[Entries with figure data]
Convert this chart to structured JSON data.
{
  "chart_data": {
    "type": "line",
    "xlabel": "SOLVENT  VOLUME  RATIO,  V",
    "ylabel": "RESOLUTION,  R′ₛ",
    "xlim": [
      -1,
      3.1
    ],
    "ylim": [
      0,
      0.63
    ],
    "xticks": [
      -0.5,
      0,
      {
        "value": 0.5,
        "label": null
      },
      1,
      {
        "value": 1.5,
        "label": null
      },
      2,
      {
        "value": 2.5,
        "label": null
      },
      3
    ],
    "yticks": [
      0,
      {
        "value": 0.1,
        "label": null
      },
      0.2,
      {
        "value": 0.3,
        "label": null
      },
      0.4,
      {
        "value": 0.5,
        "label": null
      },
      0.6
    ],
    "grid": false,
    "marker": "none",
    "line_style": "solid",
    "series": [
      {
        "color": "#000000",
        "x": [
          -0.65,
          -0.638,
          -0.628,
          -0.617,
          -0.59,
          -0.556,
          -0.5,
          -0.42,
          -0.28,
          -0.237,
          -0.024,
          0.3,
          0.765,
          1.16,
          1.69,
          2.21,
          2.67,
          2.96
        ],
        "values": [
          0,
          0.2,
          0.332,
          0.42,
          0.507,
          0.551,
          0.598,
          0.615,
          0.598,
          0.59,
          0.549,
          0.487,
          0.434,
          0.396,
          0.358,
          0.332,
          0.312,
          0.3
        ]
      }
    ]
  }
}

**To do**
The entries above must be returned exactly.

**Written response**
Convert this chart to structured JSON data.
{
  "chart_data": {
    "type": "line",
    "xlabel": "SOLVENT  VOLUME  RATIO,  V",
    "ylabel": "RESOLUTION,  R′ₛ",
    "xlim": [
      -1,
      3.1
    ],
    "ylim": [
      0,
      0.63
    ],
    "xticks": [
      -0.5,
      0,
      {
        "value": 0.5,
        "label": null
      },
      1,
      {
        "value": 1.5,
        "label": null
      },
      2,
      {
        "value": 2.5,
        "label": null
      },
      3
    ],
    "yticks": [
      0,
      {
        "value": 0.1,
        "label": null
      },
      0.2,
      {
        "value": 0.3,
        "label": null
      },
      0.4,
      {
        "value": 0.5,
        "label": null
      },
      0.6
    ],
    "grid": false,
    "marker": "none",
    "line_style": "solid",
    "series": [
      {
        "color": "#000000",
        "x": [
          -0.65,
          -0.638,
          -0.628,
          -0.617,
          -0.59,
          -0.556,
          -0.5,
          -0.42,
          -0.28,
          -0.237,
          -0.024,
          0.3,
          0.765,
          1.16,
          1.69,
          2.21,
          2.67,
          2.96
        ],
        "values": [
          0,
          0.2,
          0.332,
          0.42,
          0.507,
          0.551,
          0.598,
          0.615,
          0.598,
          0.59,
          0.549,
          0.487,
          0.434,
          0.396,
          0.358,
          0.332,
          0.312,
          0.3
        ]
      }
    ]
  }
}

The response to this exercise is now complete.